— start THE RECORDS —

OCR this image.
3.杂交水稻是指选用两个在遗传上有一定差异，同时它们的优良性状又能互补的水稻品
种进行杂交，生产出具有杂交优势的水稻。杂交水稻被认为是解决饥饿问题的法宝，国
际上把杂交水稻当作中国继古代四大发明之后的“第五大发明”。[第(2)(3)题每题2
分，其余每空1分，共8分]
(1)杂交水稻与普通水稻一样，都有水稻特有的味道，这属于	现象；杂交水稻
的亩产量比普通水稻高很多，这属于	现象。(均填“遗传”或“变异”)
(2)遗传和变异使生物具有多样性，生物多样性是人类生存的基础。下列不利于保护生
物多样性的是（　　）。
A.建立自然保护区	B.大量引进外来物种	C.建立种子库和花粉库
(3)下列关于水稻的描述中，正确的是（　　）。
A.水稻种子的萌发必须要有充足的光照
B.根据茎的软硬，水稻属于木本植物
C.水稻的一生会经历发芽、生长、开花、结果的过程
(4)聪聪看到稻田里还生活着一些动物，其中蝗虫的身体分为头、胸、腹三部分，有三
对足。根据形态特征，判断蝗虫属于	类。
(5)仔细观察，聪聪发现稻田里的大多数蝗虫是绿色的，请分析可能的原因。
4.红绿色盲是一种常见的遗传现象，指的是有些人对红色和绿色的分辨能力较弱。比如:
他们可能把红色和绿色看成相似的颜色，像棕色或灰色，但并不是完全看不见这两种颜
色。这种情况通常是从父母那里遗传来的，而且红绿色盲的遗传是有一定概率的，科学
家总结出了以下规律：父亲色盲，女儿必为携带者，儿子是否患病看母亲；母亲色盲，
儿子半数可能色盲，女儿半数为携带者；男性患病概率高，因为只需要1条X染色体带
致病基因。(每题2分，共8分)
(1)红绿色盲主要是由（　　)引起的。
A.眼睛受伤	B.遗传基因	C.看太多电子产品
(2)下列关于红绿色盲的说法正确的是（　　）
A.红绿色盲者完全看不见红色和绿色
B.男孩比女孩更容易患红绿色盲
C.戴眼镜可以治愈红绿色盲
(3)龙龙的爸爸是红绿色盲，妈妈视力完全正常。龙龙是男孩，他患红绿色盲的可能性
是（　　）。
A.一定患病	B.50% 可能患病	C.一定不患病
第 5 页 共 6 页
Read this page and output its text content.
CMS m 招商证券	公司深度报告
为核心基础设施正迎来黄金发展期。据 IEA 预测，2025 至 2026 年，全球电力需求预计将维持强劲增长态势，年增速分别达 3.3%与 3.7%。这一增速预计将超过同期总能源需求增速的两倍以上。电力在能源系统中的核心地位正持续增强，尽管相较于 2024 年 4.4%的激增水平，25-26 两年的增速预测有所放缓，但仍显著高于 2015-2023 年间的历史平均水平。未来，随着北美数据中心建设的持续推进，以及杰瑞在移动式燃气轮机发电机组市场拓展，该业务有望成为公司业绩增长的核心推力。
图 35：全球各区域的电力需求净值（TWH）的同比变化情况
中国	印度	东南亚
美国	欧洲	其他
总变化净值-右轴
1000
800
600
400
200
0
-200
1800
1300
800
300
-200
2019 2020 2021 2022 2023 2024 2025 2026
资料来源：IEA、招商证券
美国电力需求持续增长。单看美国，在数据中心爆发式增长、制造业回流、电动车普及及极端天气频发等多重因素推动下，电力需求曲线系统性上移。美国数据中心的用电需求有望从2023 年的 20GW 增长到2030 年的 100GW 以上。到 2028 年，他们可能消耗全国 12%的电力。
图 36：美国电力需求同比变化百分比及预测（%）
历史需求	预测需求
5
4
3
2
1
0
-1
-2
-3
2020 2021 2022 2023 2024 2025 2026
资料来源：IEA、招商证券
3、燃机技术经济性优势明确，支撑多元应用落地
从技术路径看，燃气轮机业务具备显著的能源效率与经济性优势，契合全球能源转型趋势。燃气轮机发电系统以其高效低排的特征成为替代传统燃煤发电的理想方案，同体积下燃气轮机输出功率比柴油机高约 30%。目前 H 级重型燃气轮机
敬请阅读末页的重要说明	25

— end THE RECORDS —

PROBLEM STATEMENT:
Check each line of the data above for the string "this" and report only how many lines have it.

FULL OUTPUT:
2